Written problem
Copy out the lines that have "nhiệm" in them.

Dataset items
▼
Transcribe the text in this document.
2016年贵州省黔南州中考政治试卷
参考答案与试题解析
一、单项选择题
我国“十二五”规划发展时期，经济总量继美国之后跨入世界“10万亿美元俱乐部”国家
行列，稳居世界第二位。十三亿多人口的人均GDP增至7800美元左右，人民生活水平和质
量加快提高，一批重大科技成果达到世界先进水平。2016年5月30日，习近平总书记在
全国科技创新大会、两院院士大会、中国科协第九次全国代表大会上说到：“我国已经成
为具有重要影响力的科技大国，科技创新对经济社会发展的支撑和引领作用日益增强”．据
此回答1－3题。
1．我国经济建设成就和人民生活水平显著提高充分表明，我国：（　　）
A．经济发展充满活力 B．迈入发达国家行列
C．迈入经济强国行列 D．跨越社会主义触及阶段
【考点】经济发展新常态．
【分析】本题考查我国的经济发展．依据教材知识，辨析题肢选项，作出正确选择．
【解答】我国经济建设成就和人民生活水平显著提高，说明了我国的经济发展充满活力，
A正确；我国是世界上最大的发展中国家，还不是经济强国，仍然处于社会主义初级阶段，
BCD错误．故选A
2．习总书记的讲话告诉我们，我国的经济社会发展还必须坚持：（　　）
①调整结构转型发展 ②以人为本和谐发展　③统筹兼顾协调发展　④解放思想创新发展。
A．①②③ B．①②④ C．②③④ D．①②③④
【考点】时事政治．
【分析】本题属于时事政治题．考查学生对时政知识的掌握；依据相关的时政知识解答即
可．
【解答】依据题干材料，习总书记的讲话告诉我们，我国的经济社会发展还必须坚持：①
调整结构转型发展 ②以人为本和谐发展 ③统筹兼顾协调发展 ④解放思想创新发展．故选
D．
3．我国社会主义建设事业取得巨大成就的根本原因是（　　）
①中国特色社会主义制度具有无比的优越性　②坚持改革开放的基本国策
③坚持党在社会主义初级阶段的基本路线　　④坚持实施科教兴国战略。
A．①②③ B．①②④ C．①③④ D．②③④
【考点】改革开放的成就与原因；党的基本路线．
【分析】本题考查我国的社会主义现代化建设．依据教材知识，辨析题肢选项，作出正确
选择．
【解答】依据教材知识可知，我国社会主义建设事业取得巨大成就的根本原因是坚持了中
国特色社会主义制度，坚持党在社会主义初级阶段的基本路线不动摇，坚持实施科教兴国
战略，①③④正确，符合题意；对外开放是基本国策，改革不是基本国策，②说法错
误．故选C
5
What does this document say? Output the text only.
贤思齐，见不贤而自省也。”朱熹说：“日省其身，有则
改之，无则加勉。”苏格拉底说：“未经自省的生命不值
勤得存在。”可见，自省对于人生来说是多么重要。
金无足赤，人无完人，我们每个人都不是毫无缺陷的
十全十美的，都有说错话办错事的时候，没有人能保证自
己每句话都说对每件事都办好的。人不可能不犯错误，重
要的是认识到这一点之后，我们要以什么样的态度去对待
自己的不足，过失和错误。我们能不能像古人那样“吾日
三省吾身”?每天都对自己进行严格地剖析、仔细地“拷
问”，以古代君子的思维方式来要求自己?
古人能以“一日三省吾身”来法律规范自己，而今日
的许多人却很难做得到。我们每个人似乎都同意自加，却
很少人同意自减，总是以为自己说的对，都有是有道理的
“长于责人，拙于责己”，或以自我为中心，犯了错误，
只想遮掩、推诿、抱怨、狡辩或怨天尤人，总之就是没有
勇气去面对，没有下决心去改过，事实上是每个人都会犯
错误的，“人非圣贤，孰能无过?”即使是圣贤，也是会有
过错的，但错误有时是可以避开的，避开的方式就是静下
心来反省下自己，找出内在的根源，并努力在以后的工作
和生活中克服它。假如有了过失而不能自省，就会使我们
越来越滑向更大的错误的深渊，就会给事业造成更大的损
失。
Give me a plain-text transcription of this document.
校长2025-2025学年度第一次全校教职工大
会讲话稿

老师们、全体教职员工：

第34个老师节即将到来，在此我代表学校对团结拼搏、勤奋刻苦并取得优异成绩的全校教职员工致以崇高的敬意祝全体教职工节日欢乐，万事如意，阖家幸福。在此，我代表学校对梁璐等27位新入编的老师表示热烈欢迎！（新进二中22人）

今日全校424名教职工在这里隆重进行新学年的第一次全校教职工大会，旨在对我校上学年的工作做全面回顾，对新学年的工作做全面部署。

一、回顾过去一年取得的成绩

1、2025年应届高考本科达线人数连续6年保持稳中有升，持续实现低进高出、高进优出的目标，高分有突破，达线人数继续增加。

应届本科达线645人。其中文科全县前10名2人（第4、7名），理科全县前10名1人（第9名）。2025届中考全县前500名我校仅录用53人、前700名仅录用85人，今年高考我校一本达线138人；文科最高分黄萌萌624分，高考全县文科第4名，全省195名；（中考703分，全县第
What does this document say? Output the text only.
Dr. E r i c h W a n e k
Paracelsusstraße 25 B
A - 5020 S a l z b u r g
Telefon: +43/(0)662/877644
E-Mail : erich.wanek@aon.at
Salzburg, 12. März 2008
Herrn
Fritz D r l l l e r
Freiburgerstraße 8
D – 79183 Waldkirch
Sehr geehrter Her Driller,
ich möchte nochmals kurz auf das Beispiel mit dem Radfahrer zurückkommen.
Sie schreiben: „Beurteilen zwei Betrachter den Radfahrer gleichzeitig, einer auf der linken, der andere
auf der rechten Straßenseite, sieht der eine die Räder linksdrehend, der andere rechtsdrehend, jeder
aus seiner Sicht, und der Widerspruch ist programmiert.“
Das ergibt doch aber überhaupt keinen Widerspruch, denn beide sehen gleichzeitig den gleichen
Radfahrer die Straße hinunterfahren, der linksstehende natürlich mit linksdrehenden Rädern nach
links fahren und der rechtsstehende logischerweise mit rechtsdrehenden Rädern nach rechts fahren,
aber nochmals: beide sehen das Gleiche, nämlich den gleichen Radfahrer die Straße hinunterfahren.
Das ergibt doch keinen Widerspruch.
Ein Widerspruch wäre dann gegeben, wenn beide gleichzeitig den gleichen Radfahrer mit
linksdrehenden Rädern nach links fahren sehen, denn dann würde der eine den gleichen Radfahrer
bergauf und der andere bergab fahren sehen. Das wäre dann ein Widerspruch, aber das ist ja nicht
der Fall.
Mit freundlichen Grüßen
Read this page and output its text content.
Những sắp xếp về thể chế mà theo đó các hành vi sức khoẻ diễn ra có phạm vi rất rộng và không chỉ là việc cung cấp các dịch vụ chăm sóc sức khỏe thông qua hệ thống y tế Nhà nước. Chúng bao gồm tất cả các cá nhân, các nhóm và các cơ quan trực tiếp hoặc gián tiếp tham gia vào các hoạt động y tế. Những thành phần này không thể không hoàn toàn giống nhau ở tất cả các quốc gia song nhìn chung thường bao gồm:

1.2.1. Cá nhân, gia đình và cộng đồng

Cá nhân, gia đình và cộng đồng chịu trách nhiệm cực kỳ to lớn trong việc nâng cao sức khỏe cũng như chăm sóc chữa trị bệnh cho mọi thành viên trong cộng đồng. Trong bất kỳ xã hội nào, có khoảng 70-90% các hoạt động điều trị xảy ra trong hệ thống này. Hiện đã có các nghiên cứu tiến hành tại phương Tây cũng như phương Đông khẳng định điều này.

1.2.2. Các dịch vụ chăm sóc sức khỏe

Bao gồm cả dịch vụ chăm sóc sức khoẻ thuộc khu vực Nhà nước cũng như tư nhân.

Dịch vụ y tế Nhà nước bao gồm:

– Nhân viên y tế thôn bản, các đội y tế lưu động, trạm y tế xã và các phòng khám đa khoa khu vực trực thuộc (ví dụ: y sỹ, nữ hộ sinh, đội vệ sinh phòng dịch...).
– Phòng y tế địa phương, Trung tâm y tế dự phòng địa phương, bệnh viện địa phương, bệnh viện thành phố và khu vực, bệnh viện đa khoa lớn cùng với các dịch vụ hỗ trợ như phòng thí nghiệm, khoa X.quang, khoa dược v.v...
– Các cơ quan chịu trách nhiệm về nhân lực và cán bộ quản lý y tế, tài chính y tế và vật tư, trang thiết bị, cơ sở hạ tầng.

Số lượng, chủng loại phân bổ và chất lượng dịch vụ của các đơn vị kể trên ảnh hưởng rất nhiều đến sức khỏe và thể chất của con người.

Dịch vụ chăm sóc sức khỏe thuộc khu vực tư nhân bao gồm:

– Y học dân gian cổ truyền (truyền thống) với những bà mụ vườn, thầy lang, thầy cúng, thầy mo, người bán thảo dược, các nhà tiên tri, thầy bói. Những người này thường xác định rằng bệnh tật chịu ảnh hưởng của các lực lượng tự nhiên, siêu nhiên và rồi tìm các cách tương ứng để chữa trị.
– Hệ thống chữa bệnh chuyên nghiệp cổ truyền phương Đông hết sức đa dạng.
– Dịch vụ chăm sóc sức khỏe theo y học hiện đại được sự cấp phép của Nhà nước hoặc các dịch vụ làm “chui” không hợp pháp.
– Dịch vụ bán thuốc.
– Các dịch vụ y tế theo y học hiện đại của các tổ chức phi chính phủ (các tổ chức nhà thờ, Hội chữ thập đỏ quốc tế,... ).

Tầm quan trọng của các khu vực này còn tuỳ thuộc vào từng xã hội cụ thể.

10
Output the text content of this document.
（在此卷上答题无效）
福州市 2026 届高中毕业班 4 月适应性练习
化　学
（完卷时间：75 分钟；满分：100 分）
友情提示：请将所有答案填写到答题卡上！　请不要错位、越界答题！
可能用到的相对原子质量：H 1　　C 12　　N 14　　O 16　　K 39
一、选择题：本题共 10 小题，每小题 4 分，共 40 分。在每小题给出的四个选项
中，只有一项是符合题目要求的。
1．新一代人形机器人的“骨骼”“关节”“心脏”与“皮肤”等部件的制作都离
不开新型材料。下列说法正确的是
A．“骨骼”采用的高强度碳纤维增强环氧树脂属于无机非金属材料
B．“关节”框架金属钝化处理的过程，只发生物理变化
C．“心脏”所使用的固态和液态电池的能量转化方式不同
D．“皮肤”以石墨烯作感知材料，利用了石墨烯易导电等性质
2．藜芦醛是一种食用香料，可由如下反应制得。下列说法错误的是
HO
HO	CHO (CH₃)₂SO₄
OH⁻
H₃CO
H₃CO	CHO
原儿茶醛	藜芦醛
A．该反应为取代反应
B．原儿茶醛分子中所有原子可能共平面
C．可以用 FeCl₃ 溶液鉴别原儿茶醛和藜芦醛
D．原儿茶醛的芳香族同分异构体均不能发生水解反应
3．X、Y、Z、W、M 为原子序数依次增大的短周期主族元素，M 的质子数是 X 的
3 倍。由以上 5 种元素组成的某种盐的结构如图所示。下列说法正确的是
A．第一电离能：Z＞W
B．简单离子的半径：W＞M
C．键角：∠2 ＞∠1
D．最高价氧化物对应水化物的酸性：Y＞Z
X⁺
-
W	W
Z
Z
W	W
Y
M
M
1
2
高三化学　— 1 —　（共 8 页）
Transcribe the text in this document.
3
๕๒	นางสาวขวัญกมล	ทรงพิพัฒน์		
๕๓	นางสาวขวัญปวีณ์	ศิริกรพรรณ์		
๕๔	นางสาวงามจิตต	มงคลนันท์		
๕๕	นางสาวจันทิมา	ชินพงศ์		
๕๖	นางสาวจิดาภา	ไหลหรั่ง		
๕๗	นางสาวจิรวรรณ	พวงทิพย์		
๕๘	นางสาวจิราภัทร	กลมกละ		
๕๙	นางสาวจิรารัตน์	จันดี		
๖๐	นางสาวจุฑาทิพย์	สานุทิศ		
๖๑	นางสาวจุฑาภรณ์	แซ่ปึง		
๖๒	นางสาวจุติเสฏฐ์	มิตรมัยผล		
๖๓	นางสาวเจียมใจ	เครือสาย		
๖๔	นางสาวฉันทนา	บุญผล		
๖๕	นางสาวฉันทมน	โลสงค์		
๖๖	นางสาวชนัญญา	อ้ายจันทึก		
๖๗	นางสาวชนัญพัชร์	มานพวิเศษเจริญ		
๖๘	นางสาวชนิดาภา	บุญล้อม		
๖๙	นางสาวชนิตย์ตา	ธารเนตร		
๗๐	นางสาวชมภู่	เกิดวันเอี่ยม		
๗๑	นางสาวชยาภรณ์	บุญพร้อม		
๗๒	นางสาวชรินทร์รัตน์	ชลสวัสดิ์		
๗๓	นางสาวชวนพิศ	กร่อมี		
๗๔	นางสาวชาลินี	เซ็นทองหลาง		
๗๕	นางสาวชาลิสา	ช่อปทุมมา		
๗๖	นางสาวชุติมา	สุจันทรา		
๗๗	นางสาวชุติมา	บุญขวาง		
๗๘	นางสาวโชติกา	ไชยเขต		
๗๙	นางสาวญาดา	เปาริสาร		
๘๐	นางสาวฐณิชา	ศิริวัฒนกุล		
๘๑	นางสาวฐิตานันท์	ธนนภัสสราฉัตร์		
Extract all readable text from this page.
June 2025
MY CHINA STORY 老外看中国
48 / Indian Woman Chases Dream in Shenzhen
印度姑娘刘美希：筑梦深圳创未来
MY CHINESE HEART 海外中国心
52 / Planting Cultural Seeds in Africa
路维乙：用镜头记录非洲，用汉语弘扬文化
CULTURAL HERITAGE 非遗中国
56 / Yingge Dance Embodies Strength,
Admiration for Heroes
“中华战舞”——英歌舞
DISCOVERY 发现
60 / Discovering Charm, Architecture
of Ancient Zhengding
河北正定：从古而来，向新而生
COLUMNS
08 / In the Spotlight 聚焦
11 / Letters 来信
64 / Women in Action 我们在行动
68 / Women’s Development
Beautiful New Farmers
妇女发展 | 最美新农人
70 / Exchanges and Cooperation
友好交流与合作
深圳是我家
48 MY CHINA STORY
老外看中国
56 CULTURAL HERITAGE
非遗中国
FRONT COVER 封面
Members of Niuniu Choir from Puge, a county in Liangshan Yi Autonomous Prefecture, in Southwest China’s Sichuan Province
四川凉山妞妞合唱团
▲
Written response
Cá nhân, gia đình và cộng đồng chịu trách nhiệm cực kỳ to lớn trong việc nâng cao sức khỏe cũng như chăm sóc chữa trị bệnh cho mọi thành viên trong cộng đồng. Trong bất kỳ xã hội nào, có khoảng 70-90% các hoạt động điều trị xảy ra trong hệ thống này. Hiện đã có các nghiên cứu tiến hành tại phương Tây cũng như phương Đông khẳng định điều này.
– Các cơ quan chịu trách nhiệm về nhân lực và cán bộ quản lý y tế, tài chính y tế và vật tư, trang thiết bị, cơ sở hạ tầng.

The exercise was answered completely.